■ **WHAT IS EXPECTED**:
Transcribe all of the material below word for word and leave out its pictures.

■ **RAW DATA**:

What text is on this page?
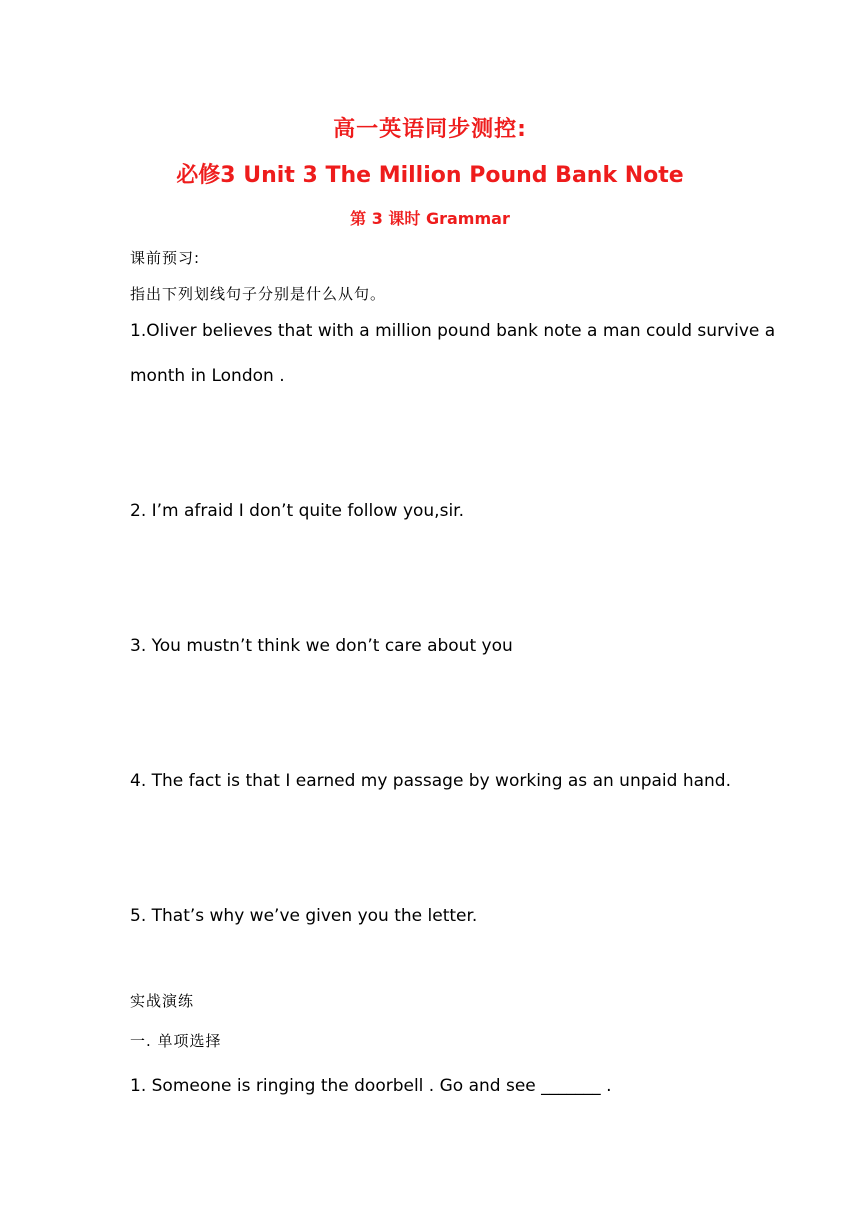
高一英语同步测控:
必修3 Unit 3 The Million Pound Bank Note
第 3 课时 Grammar
课前预习:
指出下列划线句子分别是什么从句。
1.Oliver believes that with a million pound bank note a man could survive a
month in London .
2. I’m afraid I don’t quite follow you,sir.
3. You mustn’t think we don’t care about you
4. The fact is that I earned my passage by working as an unpaid hand.
5. That’s why we’ve given you the letter.
实战演练
一. 单项选择
1. Someone is ringing the doorbell . Go and see _______ .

■ **RESULT OF THE EXERCISE**:
What text is on this page?
高一英语同步测控:
必修3 Unit 3 The Million Pound Bank Note
第 3 课时 Grammar
课前预习:
指出下列划线句子分别是什么从句。
1.Oliver believes that with a million pound bank note a man could survive a
month in London .
2. I’m afraid I don’t quite follow you,sir.
3. You mustn’t think we don’t care about you
4. The fact is that I earned my passage by working as an unpaid hand.
5. That’s why we’ve given you the letter.
实战演练
一. 单项选择
1. Someone is ringing the doorbell . Go and see _______ .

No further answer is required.